- [TUGAS YANG DIKERJAKAN]:
• 1. Tuliskan judul dan semua subjudul yang ada dalam artikel tentang relasi al-Quran dan ilmu pengetahuan.
• 2. Ketik ulang satu bagian artikel tentang relasi al-Quran dan ilmu pengetahuan tanpa mengubah apa pun. Mulailah dari kata-kata yang memuat "Oleh: Tauhedi As'ad" dan berhentilah setelah "tugas dimuka bumi.".

Jumat, 29 Maret 2013
RELASI AL-QURAN DAN ILMU PENGETAHUAN.
Oleh: Tauhedi As'ad
Pendahuluan
Pada dasarnya ilmu pengetahuan merupakan sarana obyekfitas yang berhubungan dengan alam pikiran dan akal manusia. Perbedaan manusia dengan makhluk lain terletak pada akal yang berfungsi. Ilmu pengetahuan sebagai alat memahami akan sesuatu untuk mengetahui kebenaran yang obyektif. Tidak bisa dipungkiri bahwa manusia dengan akalnya bisa menentukan arah oreintasi hidup yang bermanfaat bagi alam semesta, sehingga manusia dengan ilmunya mampu berbuat dan mendomanisi. Perkembangan ilmu pengetahuan mulai sejak awal manusia ada sampai berdirinya yang disebut dengan Ilmu pengetahuan dan Teknologi. Sementara pandangan Islam yang dijelaskan dalam al-Quran hanya membicarakan tentang keteraturan alam raya untuk tidak benturan dengan alam yang lain. Dengan bekal lmu pengetahuanpun, manusia menjadi fenomena, sehingga manusia mampu melakukan tugas dimuka bumi.
Banyak ayat-ayat al-Quran yang membahas tentang ilmu pengetahuan dan struktur penciptaan secara teratur agar alam terjaga dengan baik. Sehingga alam berjalannya dengan porosnya, oleh karenanya, seorang ahli filsafat menyatakan bahwa "manusia adalah alam kecil dan alam adalah manusia besar". Artinya manusia melakukan tugasnya sebagai pemimpin dibumi dengan baik maka alampun juga akan baik, jika manusia tidak berbuat baik maka alampun juga tidak akan berbuat baik. Jadi Sunnahtullah berlaku bagi manusia yang berakal untuk memanfaatkan alam ciptaannya agar alam menjadi persahabatan terhadap penghuni di alam raya ini. Inilah konsep dasar ilmu pengetahuan sesuai dengan dasar-dasar al-Quran yang diperuntukkan bagi manusia untuk dikelolah secara baik sesuai dengan kebutuhan zamannya. Agar ilmu pengetahuan tidak berikibat pada kesalahan berpikir sesuai dengan fungsi kode etik manusia sebagai makhluk yang bermoral. Tulisan ini mendeskripsikan ilmu pengetahuan secara tematik yang beroreintasi pada kesadaran manusia sesuai dengan nilai-nilai Quranik.
Perkembangan Ilmu Pengetahuan
Perkembangan ilmu pengetahuan dilihat dalam konteks sejarah sekitar mulai abad 6 masehi dengan munculnya dongeng yang sering dijadikan referensi ilmu pengetahuan manusia. Ilmu pengetahuan Yunani kuno hanya berkisar pada pengetahuan tentang mitos yang melangit dengan manusia untuk mencari penjelesan tentang kejadian alam semesta melalui mite. Ada dua bentuk mite yang berkembang menjadi dua, yakni mite kosmogenis yang mencari asal-usul kejadian alam semesta dan mite kosmologis yang mencari asal-asul alam semesta serta sifat kejadian alam semesta. Konsep perkembangan ilmu pengetahuan mulai dari Tales sampai kontemporar lebih cenderung kecorak mite kosmologis yang memadukan antara kejadian asal-asul alam dengan sifat kejadian peristiwa alam.

- [DATA YANG DIBERIKAN]:
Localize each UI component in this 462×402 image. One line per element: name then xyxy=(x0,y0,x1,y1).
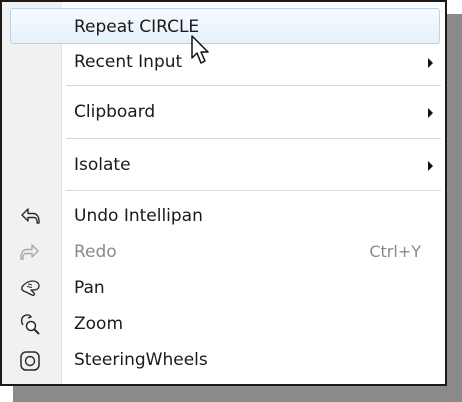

- [JAWABAN PER TUGAS]:
• 1.
- RELASI AL-QURAN DAN ILMU PENGETAHUAN
- Pendahuluan
- Perkembangan Ilmu Pengetahuan

• 2.
Oleh: Tauhedi As'ad
Pendahuluan
Pada dasarnya ilmu pengetahuan merupakan sarana obyekfitas yang berhubungan dengan alam pikiran dan akal manusia. Perbedaan manusia dengan makhluk lain terletak pada akal yang berfungsi. Ilmu pengetahuan sebagai alat memahami akan sesuatu untuk mengetahui kebenaran yang obyektif. Tidak bisa dipungkiri bahwa manusia dengan akalnya bisa menentukan arah oreintasi hidup yang bermanfaat bagi alam semesta, sehingga manusia dengan ilmunya mampu berbuat dan mendomanisi. Perkembangan ilmu pengetahuan mulai sejak awal manusia ada sampai berdirinya yang disebut dengan Ilmu pengetahuan dan Teknologi. Sementara pandangan Islam yang dijelaskan dalam al-Quran hanya membicarakan tentang keteraturan alam raya untuk tidak benturan dengan alam yang lain. Dengan bekal lmu pengetahuanpun, manusia menjadi fenomena, sehingga manusia mampu melakukan tugas dimuka bumi.